::: Extracted data

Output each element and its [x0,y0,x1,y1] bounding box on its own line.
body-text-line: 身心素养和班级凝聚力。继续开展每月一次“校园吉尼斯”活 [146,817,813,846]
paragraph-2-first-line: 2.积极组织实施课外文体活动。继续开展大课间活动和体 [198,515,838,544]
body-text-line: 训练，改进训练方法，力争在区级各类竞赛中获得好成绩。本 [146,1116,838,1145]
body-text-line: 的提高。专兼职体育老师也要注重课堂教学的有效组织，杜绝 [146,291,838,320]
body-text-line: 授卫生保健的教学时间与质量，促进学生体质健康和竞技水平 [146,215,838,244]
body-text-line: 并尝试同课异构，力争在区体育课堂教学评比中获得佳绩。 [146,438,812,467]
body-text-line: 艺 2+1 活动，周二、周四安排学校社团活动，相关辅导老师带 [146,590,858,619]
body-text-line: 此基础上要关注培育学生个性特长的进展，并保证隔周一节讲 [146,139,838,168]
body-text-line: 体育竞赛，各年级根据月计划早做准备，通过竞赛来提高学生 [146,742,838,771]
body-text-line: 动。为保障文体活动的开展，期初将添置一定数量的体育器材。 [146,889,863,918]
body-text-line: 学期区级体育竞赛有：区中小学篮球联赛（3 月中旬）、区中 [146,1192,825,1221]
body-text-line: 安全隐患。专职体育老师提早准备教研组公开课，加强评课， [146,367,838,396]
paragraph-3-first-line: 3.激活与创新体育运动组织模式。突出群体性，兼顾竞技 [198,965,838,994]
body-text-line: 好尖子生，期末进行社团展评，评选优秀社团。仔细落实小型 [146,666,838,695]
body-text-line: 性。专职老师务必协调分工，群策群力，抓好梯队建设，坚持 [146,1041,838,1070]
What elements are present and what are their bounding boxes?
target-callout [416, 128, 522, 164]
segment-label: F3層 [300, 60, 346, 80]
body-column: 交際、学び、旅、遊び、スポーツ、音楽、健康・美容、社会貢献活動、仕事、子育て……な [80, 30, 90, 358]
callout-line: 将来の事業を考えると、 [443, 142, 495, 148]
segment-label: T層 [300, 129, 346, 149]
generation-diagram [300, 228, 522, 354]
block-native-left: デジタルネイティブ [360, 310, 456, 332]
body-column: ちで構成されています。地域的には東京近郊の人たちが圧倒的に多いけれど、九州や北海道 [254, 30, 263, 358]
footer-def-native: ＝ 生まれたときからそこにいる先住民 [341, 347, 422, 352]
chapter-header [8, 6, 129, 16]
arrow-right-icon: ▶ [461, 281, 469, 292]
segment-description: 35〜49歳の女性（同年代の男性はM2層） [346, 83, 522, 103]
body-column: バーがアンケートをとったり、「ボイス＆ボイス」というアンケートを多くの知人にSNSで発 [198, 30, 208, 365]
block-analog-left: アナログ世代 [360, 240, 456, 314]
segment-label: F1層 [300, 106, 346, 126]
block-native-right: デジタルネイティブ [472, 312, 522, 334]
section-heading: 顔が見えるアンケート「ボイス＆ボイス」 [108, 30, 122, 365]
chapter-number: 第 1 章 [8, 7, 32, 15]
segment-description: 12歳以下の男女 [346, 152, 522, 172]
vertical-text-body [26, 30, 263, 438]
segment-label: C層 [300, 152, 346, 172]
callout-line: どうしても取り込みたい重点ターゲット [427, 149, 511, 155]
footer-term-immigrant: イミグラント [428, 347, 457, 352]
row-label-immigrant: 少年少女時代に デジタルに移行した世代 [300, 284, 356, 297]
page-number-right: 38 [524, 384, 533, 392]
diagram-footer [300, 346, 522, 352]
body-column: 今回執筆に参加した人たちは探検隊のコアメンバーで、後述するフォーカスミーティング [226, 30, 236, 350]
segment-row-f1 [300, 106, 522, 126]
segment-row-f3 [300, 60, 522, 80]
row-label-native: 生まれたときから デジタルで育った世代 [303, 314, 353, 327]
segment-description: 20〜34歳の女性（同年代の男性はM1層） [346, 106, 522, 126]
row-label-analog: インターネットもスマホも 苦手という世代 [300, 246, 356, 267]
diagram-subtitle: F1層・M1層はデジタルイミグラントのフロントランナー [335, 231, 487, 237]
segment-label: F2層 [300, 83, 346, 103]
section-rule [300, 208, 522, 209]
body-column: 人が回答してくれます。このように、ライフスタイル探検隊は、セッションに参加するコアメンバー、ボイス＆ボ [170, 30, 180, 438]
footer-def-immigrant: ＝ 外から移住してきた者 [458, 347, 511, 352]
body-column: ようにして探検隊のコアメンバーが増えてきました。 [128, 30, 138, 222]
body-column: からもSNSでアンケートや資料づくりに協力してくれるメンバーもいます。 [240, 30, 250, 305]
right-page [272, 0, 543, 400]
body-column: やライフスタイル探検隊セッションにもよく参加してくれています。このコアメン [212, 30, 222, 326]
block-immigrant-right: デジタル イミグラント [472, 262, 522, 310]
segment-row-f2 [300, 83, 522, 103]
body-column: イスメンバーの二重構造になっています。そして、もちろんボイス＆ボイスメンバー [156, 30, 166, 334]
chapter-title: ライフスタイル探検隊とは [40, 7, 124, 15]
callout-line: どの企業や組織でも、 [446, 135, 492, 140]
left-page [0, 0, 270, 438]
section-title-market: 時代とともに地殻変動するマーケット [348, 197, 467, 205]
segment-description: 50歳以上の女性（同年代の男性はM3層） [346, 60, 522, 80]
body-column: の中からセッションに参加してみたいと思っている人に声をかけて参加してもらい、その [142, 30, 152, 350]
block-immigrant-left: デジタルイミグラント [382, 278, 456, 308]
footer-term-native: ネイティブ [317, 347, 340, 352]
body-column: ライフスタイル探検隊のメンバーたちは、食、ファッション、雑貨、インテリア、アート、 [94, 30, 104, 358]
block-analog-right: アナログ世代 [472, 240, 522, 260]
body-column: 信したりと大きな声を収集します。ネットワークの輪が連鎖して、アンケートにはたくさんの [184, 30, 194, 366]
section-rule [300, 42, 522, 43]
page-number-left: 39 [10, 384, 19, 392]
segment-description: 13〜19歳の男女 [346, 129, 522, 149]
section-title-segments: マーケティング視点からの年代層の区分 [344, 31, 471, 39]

::::::

Challenge: Arrange every line of the listing above as a numbered list, leaving out any blank lines.

Completed exercise:
1. Output each element and its [x0,y0,x1,y1] bounding box on its own line.
2. body-text-line: 身心素养和班级凝聚力。继续开展每月一次“校园吉尼斯”活 [146,817,813,846]
3. paragraph-2-first-line: 2.积极组织实施课外文体活动。继续开展大课间活动和体 [198,515,838,544]
4. body-text-line: 训练，改进训练方法，力争在区级各类竞赛中获得好成绩。本 [146,1116,838,1145]
5. body-text-line: 的提高。专兼职体育老师也要注重课堂教学的有效组织，杜绝 [146,291,838,320]
6. body-text-line: 授卫生保健的教学时间与质量，促进学生体质健康和竞技水平 [146,215,838,244]
7. body-text-line: 并尝试同课异构，力争在区体育课堂教学评比中获得佳绩。 [146,438,812,467]
8. body-text-line: 艺 2+1 活动，周二、周四安排学校社团活动，相关辅导老师带 [146,590,858,619]
9. body-text-line: 此基础上要关注培育学生个性特长的进展，并保证隔周一节讲 [146,139,838,168]
10. body-text-line: 体育竞赛，各年级根据月计划早做准备，通过竞赛来提高学生 [146,742,838,771]
11. body-text-line: 动。为保障文体活动的开展，期初将添置一定数量的体育器材。 [146,889,863,918]
12. body-text-line: 学期区级体育竞赛有：区中小学篮球联赛（3 月中旬）、区中 [146,1192,825,1221]
13. body-text-line: 安全隐患。专职体育老师提早准备教研组公开课，加强评课， [146,367,838,396]
14. paragraph-3-first-line: 3.激活与创新体育运动组织模式。突出群体性，兼顾竞技 [198,965,838,994]
15. body-text-line: 好尖子生，期末进行社团展评，评选优秀社团。仔细落实小型 [146,666,838,695]
16. body-text-line: 性。专职老师务必协调分工，群策群力，抓好梯队建设，坚持 [146,1041,838,1070]
17. What elements are present and what are their bounding boxes?
18. target-callout [416, 128, 522, 164]
19. segment-label: F3層 [300, 60, 346, 80]
20. body-column: 交際、学び、旅、遊び、スポーツ、音楽、健康・美容、社会貢献活動、仕事、子育て……な [80, 30, 90, 358]
21. callout-line: 将来の事業を考えると、 [443, 142, 495, 148]
22. segment-label: T層 [300, 129, 346, 149]
23. generation-diagram [300, 228, 522, 354]
24. block-native-left: デジタルネイティブ [360, 310, 456, 332]
25. body-column: ちで構成されています。地域的には東京近郊の人たちが圧倒的に多いけれど、九州や北海道 [254, 30, 263, 358]
26. footer-def-native: ＝ 生まれたときからそこにいる先住民 [341, 347, 422, 352]
27. chapter-header [8, 6, 129, 16]
28. arrow-right-icon: ▶ [461, 281, 469, 292]
29. segment-description: 35〜49歳の女性（同年代の男性はM2層） [346, 83, 522, 103]
30. body-column: バーがアンケートをとったり、「ボイス＆ボイス」というアンケートを多くの知人にSNSで発 [198, 30, 208, 365]
31. block-analog-left: アナログ世代 [360, 240, 456, 314]
32. segment-label: F1層 [300, 106, 346, 126]
33. block-native-right: デジタルネイティブ [472, 312, 522, 334]
34. section-heading: 顔が見えるアンケート「ボイス＆ボイス」 [108, 30, 122, 365]
35. chapter-number: 第 1 章 [8, 7, 32, 15]
36. segment-description: 12歳以下の男女 [346, 152, 522, 172]
37. vertical-text-body [26, 30, 263, 438]
38. segment-label: C層 [300, 152, 346, 172]
39. callout-line: どうしても取り込みたい重点ターゲット [427, 149, 511, 155]
40. footer-term-immigrant: イミグラント [428, 347, 457, 352]
41. row-label-immigrant: 少年少女時代に デジタルに移行した世代 [300, 284, 356, 297]
42. page-number-right: 38 [524, 384, 533, 392]
43. diagram-footer [300, 346, 522, 352]
44. body-column: 今回執筆に参加した人たちは探検隊のコアメンバーで、後述するフォーカスミーティング [226, 30, 236, 350]
45. segment-row-f1 [300, 106, 522, 126]
46. segment-row-f3 [300, 60, 522, 80]
47. row-label-native: 生まれたときから デジタルで育った世代 [303, 314, 353, 327]
48. segment-description: 20〜34歳の女性（同年代の男性はM1層） [346, 106, 522, 126]
49. row-label-analog: インターネットもスマホも 苦手という世代 [300, 246, 356, 267]
50. diagram-subtitle: F1層・M1層はデジタルイミグラントのフロントランナー [335, 231, 487, 237]
51. segment-label: F2層 [300, 83, 346, 103]
52. section-rule [300, 208, 522, 209]
53. body-column: 人が回答してくれます。このように、ライフスタイル探検隊は、セッションに参加するコアメンバー、ボイス＆ボ [170, 30, 180, 438]
54. footer-def-immigrant: ＝ 外から移住してきた者 [458, 347, 511, 352]
55. body-column: ようにして探検隊のコアメンバーが増えてきました。 [128, 30, 138, 222]
56. body-column: からもSNSでアンケートや資料づくりに協力してくれるメンバーもいます。 [240, 30, 250, 305]
57. right-page [272, 0, 543, 400]
58. body-column: やライフスタイル探検隊セッションにもよく参加してくれています。このコアメン [212, 30, 222, 326]
59. block-immigrant-right: デジタル イミグラント [472, 262, 522, 310]
60. segment-row-f2 [300, 83, 522, 103]
61. body-column: イスメンバーの二重構造になっています。そして、もちろんボイス＆ボイスメンバー [156, 30, 166, 334]
62. chapter-title: ライフスタイル探検隊とは [40, 7, 124, 15]
63. callout-line: どの企業や組織でも、 [446, 135, 492, 140]
64. left-page [0, 0, 270, 438]
65. section-title-market: 時代とともに地殻変動するマーケット [348, 197, 467, 205]
66. segment-description: 50歳以上の女性（同年代の男性はM3層） [346, 60, 522, 80]
67. body-column: の中からセッションに参加してみたいと思っている人に声をかけて参加してもらい、その [142, 30, 152, 350]
68. block-immigrant-left: デジタルイミグラント [382, 278, 456, 308]
69. footer-term-native: ネイティブ [317, 347, 340, 352]
70. body-column: ライフスタイル探検隊のメンバーたちは、食、ファッション、雑貨、インテリア、アート、 [94, 30, 104, 358]
71. block-analog-right: アナログ世代 [472, 240, 522, 260]
72. body-column: 信したりと大きな声を収集します。ネットワークの輪が連鎖して、アンケートにはたくさんの [184, 30, 194, 366]
73. section-rule [300, 42, 522, 43]
74. page-number-left: 39 [10, 384, 19, 392]
75. segment-description: 13〜19歳の男女 [346, 129, 522, 149]
76. section-title-segments: マーケティング視点からの年代層の区分 [344, 31, 471, 39]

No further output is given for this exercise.